» **Dataset entries**

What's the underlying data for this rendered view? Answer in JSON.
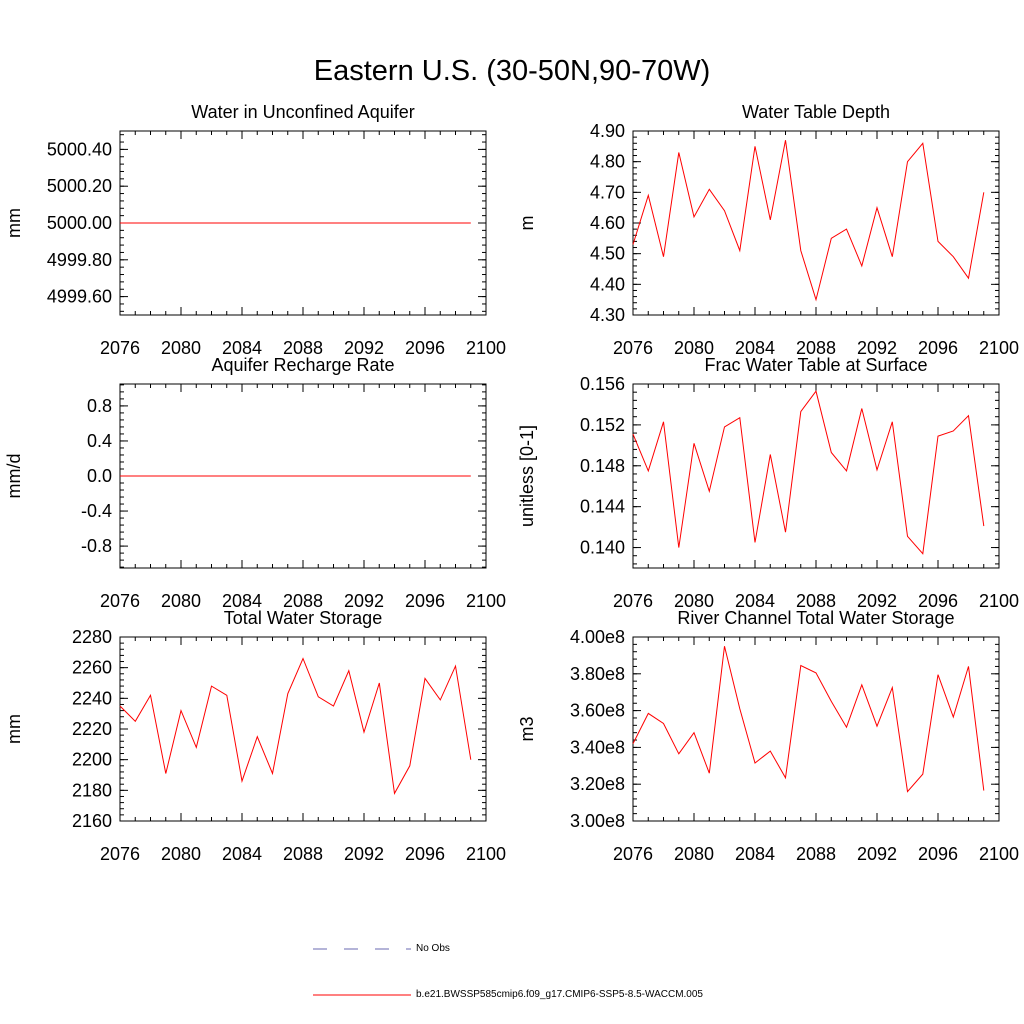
{
  "title": "Eastern U.S. (30-50N,90-70W)",
  "colors": {
    "model": "#ff0000",
    "obs": "#6a6ab0",
    "axis": "#000000"
  },
  "legend": {
    "obs_label": "No Obs",
    "model_label": "b.e21.BWSSP585cmip6.f09_g17.CMIP6-SSP5-8.5-WACCM.005"
  },
  "chart_data": [
    {
      "type": "line",
      "title": "Water in Unconfined Aquifer",
      "ylabel": "mm",
      "xlim": [
        2076,
        2100
      ],
      "ylim": [
        4999.5,
        5000.5
      ],
      "xticks": [
        2076,
        2080,
        2084,
        2088,
        2092,
        2096,
        2100
      ],
      "yticks": [
        4999.6,
        4999.8,
        5000.0,
        5000.2,
        5000.4
      ],
      "ytick_labels": [
        "4999.60",
        "4999.80",
        "5000.00",
        "5000.20",
        "5000.40"
      ],
      "x": [
        2076,
        2077,
        2078,
        2079,
        2080,
        2081,
        2082,
        2083,
        2084,
        2085,
        2086,
        2087,
        2088,
        2089,
        2090,
        2091,
        2092,
        2093,
        2094,
        2095,
        2096,
        2097,
        2098,
        2099
      ],
      "values": [
        5000.0,
        5000.0,
        5000.0,
        5000.0,
        5000.0,
        5000.0,
        5000.0,
        5000.0,
        5000.0,
        5000.0,
        5000.0,
        5000.0,
        5000.0,
        5000.0,
        5000.0,
        5000.0,
        5000.0,
        5000.0,
        5000.0,
        5000.0,
        5000.0,
        5000.0,
        5000.0,
        5000.0
      ]
    },
    {
      "type": "line",
      "title": "Water Table Depth",
      "ylabel": "m",
      "xlim": [
        2076,
        2100
      ],
      "ylim": [
        4.3,
        4.9
      ],
      "xticks": [
        2076,
        2080,
        2084,
        2088,
        2092,
        2096,
        2100
      ],
      "yticks": [
        4.3,
        4.4,
        4.5,
        4.6,
        4.7,
        4.8,
        4.9
      ],
      "ytick_labels": [
        "4.30",
        "4.40",
        "4.50",
        "4.60",
        "4.70",
        "4.80",
        "4.90"
      ],
      "x": [
        2076,
        2077,
        2078,
        2079,
        2080,
        2081,
        2082,
        2083,
        2084,
        2085,
        2086,
        2087,
        2088,
        2089,
        2090,
        2091,
        2092,
        2093,
        2094,
        2095,
        2096,
        2097,
        2098,
        2099
      ],
      "values": [
        4.53,
        4.69,
        4.49,
        4.83,
        4.62,
        4.71,
        4.64,
        4.51,
        4.85,
        4.61,
        4.87,
        4.51,
        4.35,
        4.55,
        4.58,
        4.46,
        4.65,
        4.49,
        4.8,
        4.86,
        4.54,
        4.49,
        4.42,
        4.7
      ]
    },
    {
      "type": "line",
      "title": "Aquifer Recharge Rate",
      "ylabel": "mm/d",
      "xlim": [
        2076,
        2100
      ],
      "ylim": [
        -1.05,
        1.05
      ],
      "xticks": [
        2076,
        2080,
        2084,
        2088,
        2092,
        2096,
        2100
      ],
      "yticks": [
        -0.8,
        -0.4,
        0.0,
        0.4,
        0.8
      ],
      "ytick_labels": [
        "-0.8",
        "-0.4",
        "0.0",
        "0.4",
        "0.8"
      ],
      "x": [
        2076,
        2077,
        2078,
        2079,
        2080,
        2081,
        2082,
        2083,
        2084,
        2085,
        2086,
        2087,
        2088,
        2089,
        2090,
        2091,
        2092,
        2093,
        2094,
        2095,
        2096,
        2097,
        2098,
        2099
      ],
      "values": [
        0,
        0,
        0,
        0,
        0,
        0,
        0,
        0,
        0,
        0,
        0,
        0,
        0,
        0,
        0,
        0,
        0,
        0,
        0,
        0,
        0,
        0,
        0,
        0
      ]
    },
    {
      "type": "line",
      "title": "Frac Water Table at Surface",
      "ylabel": "unitless [0-1]",
      "xlim": [
        2076,
        2100
      ],
      "ylim": [
        0.138,
        0.156
      ],
      "xticks": [
        2076,
        2080,
        2084,
        2088,
        2092,
        2096,
        2100
      ],
      "yticks": [
        0.14,
        0.144,
        0.148,
        0.152,
        0.156
      ],
      "ytick_labels": [
        "0.140",
        "0.144",
        "0.148",
        "0.152",
        "0.156"
      ],
      "x": [
        2076,
        2077,
        2078,
        2079,
        2080,
        2081,
        2082,
        2083,
        2084,
        2085,
        2086,
        2087,
        2088,
        2089,
        2090,
        2091,
        2092,
        2093,
        2094,
        2095,
        2096,
        2097,
        2098,
        2099
      ],
      "values": [
        0.1511,
        0.1475,
        0.1523,
        0.14,
        0.1502,
        0.1455,
        0.1518,
        0.1527,
        0.1405,
        0.1491,
        0.1415,
        0.1533,
        0.1553,
        0.1493,
        0.1475,
        0.1536,
        0.1476,
        0.1523,
        0.1411,
        0.1394,
        0.1509,
        0.1514,
        0.1529,
        0.1421
      ]
    },
    {
      "type": "line",
      "title": "Total Water Storage",
      "ylabel": "mm",
      "xlim": [
        2076,
        2100
      ],
      "ylim": [
        2160,
        2280
      ],
      "xticks": [
        2076,
        2080,
        2084,
        2088,
        2092,
        2096,
        2100
      ],
      "yticks": [
        2160,
        2180,
        2200,
        2220,
        2240,
        2260,
        2280
      ],
      "ytick_labels": [
        "2160",
        "2180",
        "2200",
        "2220",
        "2240",
        "2260",
        "2280"
      ],
      "x": [
        2076,
        2077,
        2078,
        2079,
        2080,
        2081,
        2082,
        2083,
        2084,
        2085,
        2086,
        2087,
        2088,
        2089,
        2090,
        2091,
        2092,
        2093,
        2094,
        2095,
        2096,
        2097,
        2098,
        2099
      ],
      "values": [
        2235,
        2225,
        2242,
        2191,
        2232,
        2208,
        2248,
        2242,
        2186,
        2215,
        2191,
        2243,
        2266,
        2241,
        2235,
        2258,
        2218,
        2250,
        2178,
        2196,
        2253,
        2239,
        2261,
        2200
      ]
    },
    {
      "type": "line",
      "title": "River Channel Total Water Storage",
      "ylabel": "m3",
      "xlim": [
        2076,
        2100
      ],
      "ylim": [
        300000000,
        400000000
      ],
      "xticks": [
        2076,
        2080,
        2084,
        2088,
        2092,
        2096,
        2100
      ],
      "yticks": [
        300000000,
        320000000,
        340000000,
        360000000,
        380000000,
        400000000
      ],
      "ytick_labels": [
        "3.00e8",
        "3.20e8",
        "3.40e8",
        "3.60e8",
        "3.80e8",
        "4.00e8"
      ],
      "x": [
        2076,
        2077,
        2078,
        2079,
        2080,
        2081,
        2082,
        2083,
        2084,
        2085,
        2086,
        2087,
        2088,
        2089,
        2090,
        2091,
        2092,
        2093,
        2094,
        2095,
        2096,
        2097,
        2098,
        2099
      ],
      "values": [
        342000000,
        358500000,
        353000000,
        336500000,
        348000000,
        326000000,
        395000000,
        361000000,
        331500000,
        338000000,
        323500000,
        384500000,
        380500000,
        365000000,
        351000000,
        374000000,
        351500000,
        372500000,
        316000000,
        325500000,
        379500000,
        356500000,
        384000000,
        316500000
      ]
    }
  ]
}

» **Job**
Scan the material above and determine how many lines include the word "Water"; report only the number.

» **Correct result**
5